» DIRECTION:
Locate and copy each line in the data that contains the word "series".

**** RECORDS FOR THE EXERCISE

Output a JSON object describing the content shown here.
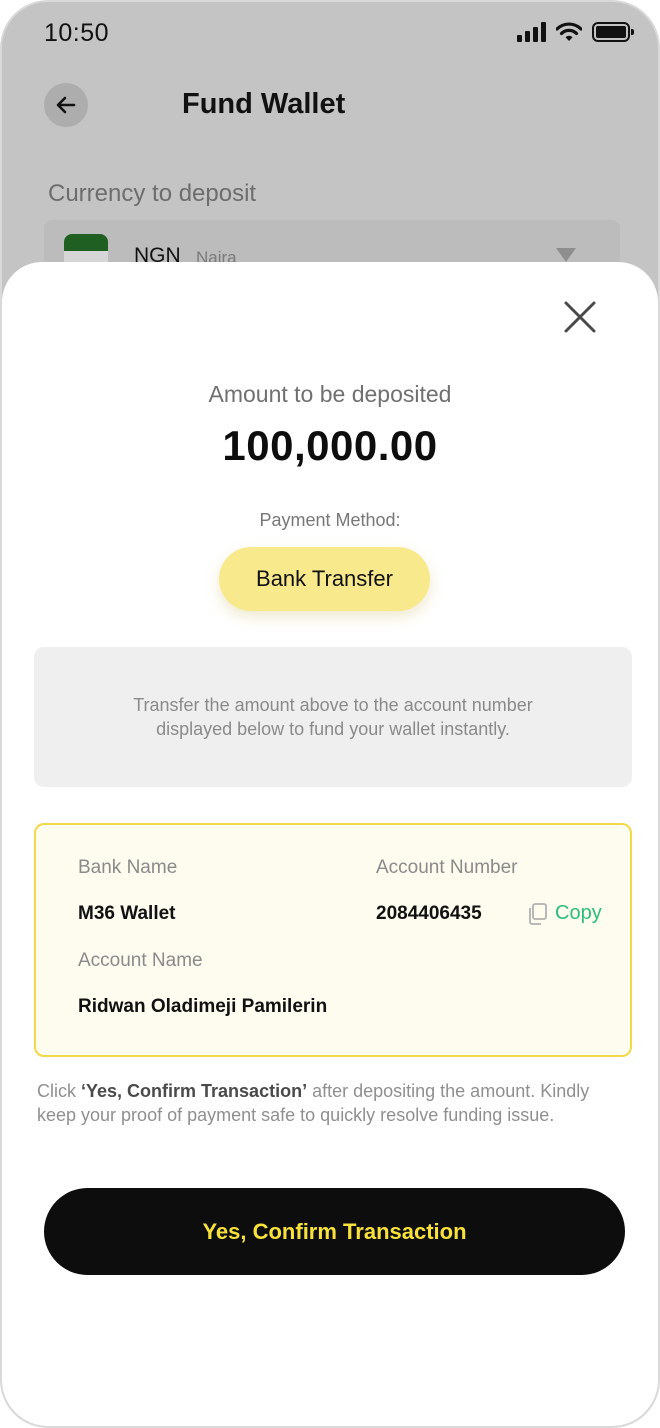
{
  "status_bar": {
    "time": "10:50"
  },
  "header": {
    "title": "Fund Wallet"
  },
  "currency": {
    "label": "Currency to deposit",
    "code": "NGN",
    "name": "Naira"
  },
  "sheet": {
    "amount_label": "Amount to be deposited",
    "amount_value": "100,000.00",
    "payment_method_label": "Payment Method:",
    "payment_method_value": "Bank Transfer",
    "info_text": "Transfer the amount above to the account number displayed below to fund your wallet instantly.",
    "account": {
      "bank_name_label": "Bank Name",
      "bank_name": "M36 Wallet",
      "account_number_label": "Account Number",
      "account_number": "2084406435",
      "copy_label": "Copy",
      "account_name_label": "Account Name",
      "account_name": "Ridwan Oladimeji Pamilerin"
    },
    "note_emphasis": "‘Yes, Confirm Transaction’",
    "note_prefix": "Click ",
    "note_suffix": " after depositing the amount. Kindly keep your proof of payment safe to quickly resolve funding issue.",
    "confirm_label": "Yes, Confirm Transaction"
  },
  "colors": {
    "accent_yellow": "#f8e98c",
    "button_text_yellow": "#f7e13a",
    "copy_green": "#2dbd7a",
    "card_border": "#f2d94a"
  },
  "icons": [
    "signal-icon",
    "wifi-icon",
    "battery-icon",
    "back-arrow-icon",
    "chevron-down-icon",
    "close-icon",
    "copy-icon"
  ]
}
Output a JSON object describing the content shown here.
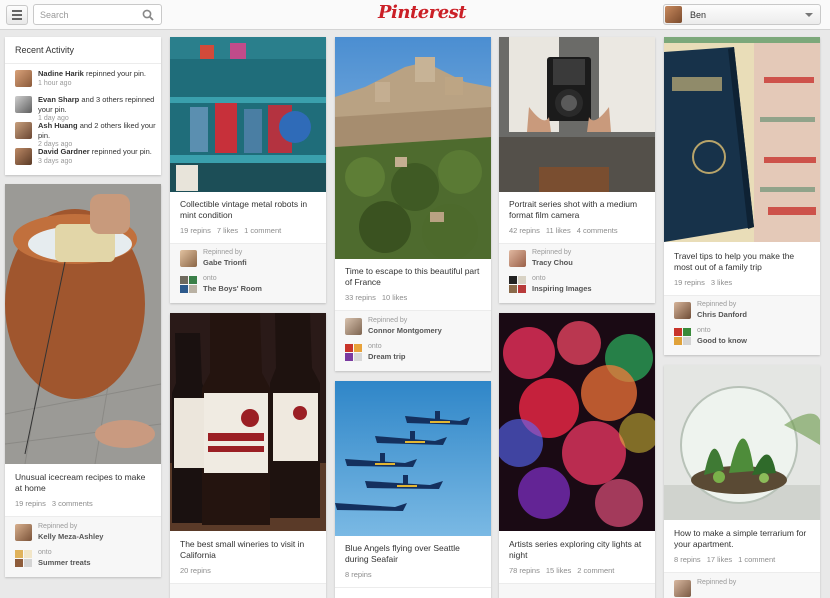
{
  "header": {
    "menu_icon": "hamburger-icon",
    "search_placeholder": "Search",
    "search_icon": "search-icon",
    "logo": "Pinterest",
    "brand_color": "#cb2027",
    "user_name": "Ben"
  },
  "recent_activity": {
    "title": "Recent Activity",
    "items": [
      {
        "name": "Nadine Harik",
        "action": "repinned your pin.",
        "time": "1 hour ago"
      },
      {
        "name": "Evan Sharp",
        "action": "and 3 others repinned your pin.",
        "time": "1 day ago"
      },
      {
        "name": "Ash Huang",
        "action": "and 2 others liked your pin.",
        "time": "2 days ago"
      },
      {
        "name": "David Gardner",
        "action": "repinned your pin.",
        "time": "3 days ago"
      }
    ]
  },
  "labels": {
    "repinned_by": "Repinned by",
    "onto": "onto"
  },
  "pins": [
    {
      "desc": "Unusual icecream recipes to make at home",
      "repins": "19 repins",
      "likes": "",
      "comments": "3 comments",
      "repinned_by": "Kelly Meza-Ashley",
      "board": "Summer treats"
    },
    {
      "desc": "Collectible vintage metal robots in mint condition",
      "repins": "19 repins",
      "likes": "7 likes",
      "comments": "1 comment",
      "repinned_by": "Gabe Trionfi",
      "board": "The Boys' Room"
    },
    {
      "desc": "The best small wineries to visit in California",
      "repins": "20 repins",
      "likes": "",
      "comments": "",
      "repinned_by": "",
      "board": ""
    },
    {
      "desc": "Time to escape to this beautiful part of France",
      "repins": "33 repins",
      "likes": "10 likes",
      "comments": "",
      "repinned_by": "Connor Montgomery",
      "board": "Dream trip"
    },
    {
      "desc": "Blue Angels flying over Seattle during Seafair",
      "repins": "8 repins",
      "likes": "",
      "comments": "",
      "repinned_by": "",
      "board": ""
    },
    {
      "desc": "Portrait series shot with a medium format film camera",
      "repins": "42 repins",
      "likes": "11 likes",
      "comments": "4 comments",
      "repinned_by": "Tracy Chou",
      "board": "Inspiring Images"
    },
    {
      "desc": "Artists series exploring city lights at night",
      "repins": "78 repins",
      "likes": "15 likes",
      "comments": "2 comment",
      "repinned_by": "",
      "board": ""
    },
    {
      "desc": "Travel tips to help you make the most out of a family trip",
      "repins": "19 repins",
      "likes": "3 likes",
      "comments": "",
      "repinned_by": "Chris Danford",
      "board": "Good to know"
    },
    {
      "desc": "How to make a simple terrarium for your apartment.",
      "repins": "8 repins",
      "likes": "17 likes",
      "comments": "1 comment",
      "repinned_by": "",
      "board": ""
    }
  ]
}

********

» COMPLETE OUTPUT:
      "desc": "Portrait series shot with a medium format film camera",
      "desc": "Artists series exploring city lights at night",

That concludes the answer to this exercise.